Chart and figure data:
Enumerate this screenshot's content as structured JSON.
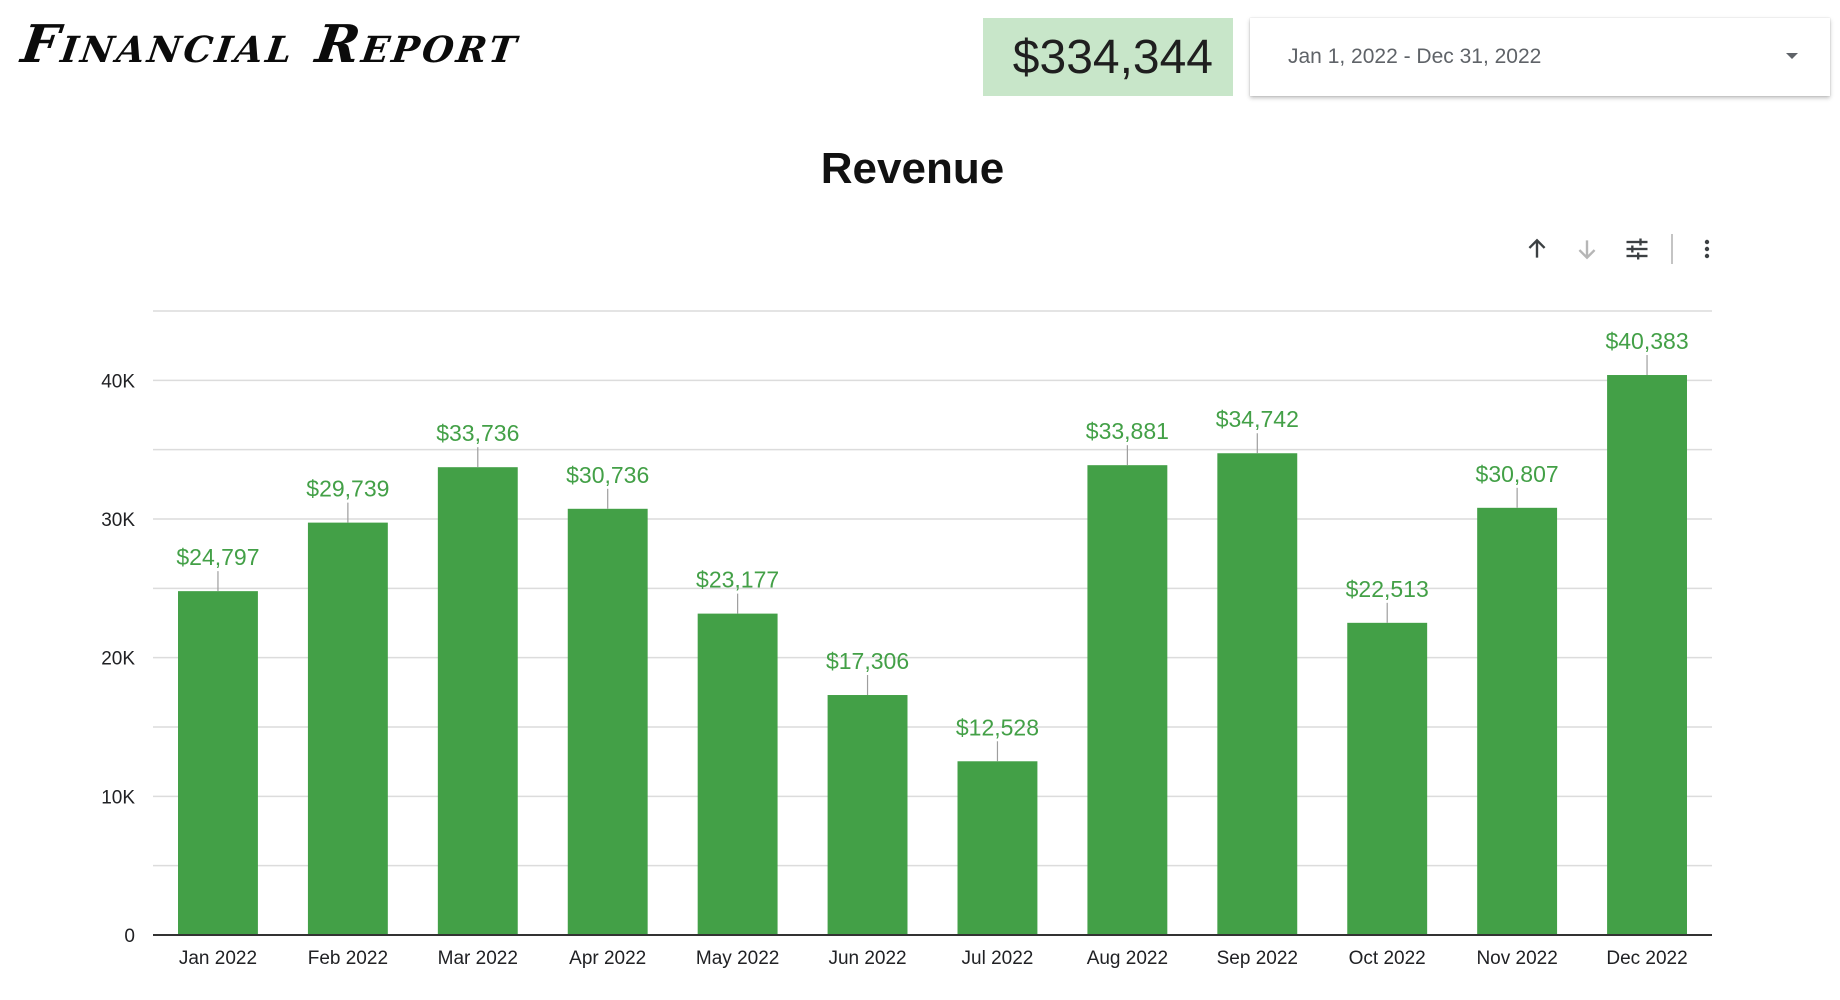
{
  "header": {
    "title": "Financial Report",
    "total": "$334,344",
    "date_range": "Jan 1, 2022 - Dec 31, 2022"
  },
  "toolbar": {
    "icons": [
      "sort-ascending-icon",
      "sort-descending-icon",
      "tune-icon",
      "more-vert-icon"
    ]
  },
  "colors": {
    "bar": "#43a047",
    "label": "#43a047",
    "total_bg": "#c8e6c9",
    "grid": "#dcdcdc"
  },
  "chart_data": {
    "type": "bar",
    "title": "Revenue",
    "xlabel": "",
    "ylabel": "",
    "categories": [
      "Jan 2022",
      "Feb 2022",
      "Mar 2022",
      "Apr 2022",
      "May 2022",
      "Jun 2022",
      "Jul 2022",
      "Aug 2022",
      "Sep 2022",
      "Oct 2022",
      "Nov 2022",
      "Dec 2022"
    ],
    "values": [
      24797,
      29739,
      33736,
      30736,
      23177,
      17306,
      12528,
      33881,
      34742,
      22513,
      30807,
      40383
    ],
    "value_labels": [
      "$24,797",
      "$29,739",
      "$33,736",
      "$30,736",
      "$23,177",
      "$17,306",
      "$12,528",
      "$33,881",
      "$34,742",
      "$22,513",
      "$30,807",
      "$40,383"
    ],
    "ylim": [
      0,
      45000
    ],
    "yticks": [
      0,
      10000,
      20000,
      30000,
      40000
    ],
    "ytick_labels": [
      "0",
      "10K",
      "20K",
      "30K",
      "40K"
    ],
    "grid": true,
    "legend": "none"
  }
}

__WHAT THE TASK REQUIRES__
Omit pictures; set down the rest of the material word for word.

__WRITTEN ANSWER__
Enumerate this screenshot's content as structured JSON.
{
  "header": {
    "title": "Financial Report",
    "total": "$334,344",
    "date_range": "Jan 1, 2022 - Dec 31, 2022"
  },
  "toolbar": {
    "icons": [
      "sort-ascending-icon",
      "sort-descending-icon",
      "tune-icon",
      "more-vert-icon"
    ]
  },
  "colors": {
    "bar": "#43a047",
    "label": "#43a047",
    "total_bg": "#c8e6c9",
    "grid": "#dcdcdc"
  },
  "chart_data": {
    "type": "bar",
    "title": "Revenue",
    "xlabel": "",
    "ylabel": "",
    "categories": [
      "Jan 2022",
      "Feb 2022",
      "Mar 2022",
      "Apr 2022",
      "May 2022",
      "Jun 2022",
      "Jul 2022",
      "Aug 2022",
      "Sep 2022",
      "Oct 2022",
      "Nov 2022",
      "Dec 2022"
    ],
    "values": [
      24797,
      29739,
      33736,
      30736,
      23177,
      17306,
      12528,
      33881,
      34742,
      22513,
      30807,
      40383
    ],
    "value_labels": [
      "$24,797",
      "$29,739",
      "$33,736",
      "$30,736",
      "$23,177",
      "$17,306",
      "$12,528",
      "$33,881",
      "$34,742",
      "$22,513",
      "$30,807",
      "$40,383"
    ],
    "ylim": [
      0,
      45000
    ],
    "yticks": [
      0,
      10000,
      20000,
      30000,
      40000
    ],
    "ytick_labels": [
      "0",
      "10K",
      "20K",
      "30K",
      "40K"
    ],
    "grid": true,
    "legend": "none"
  }
}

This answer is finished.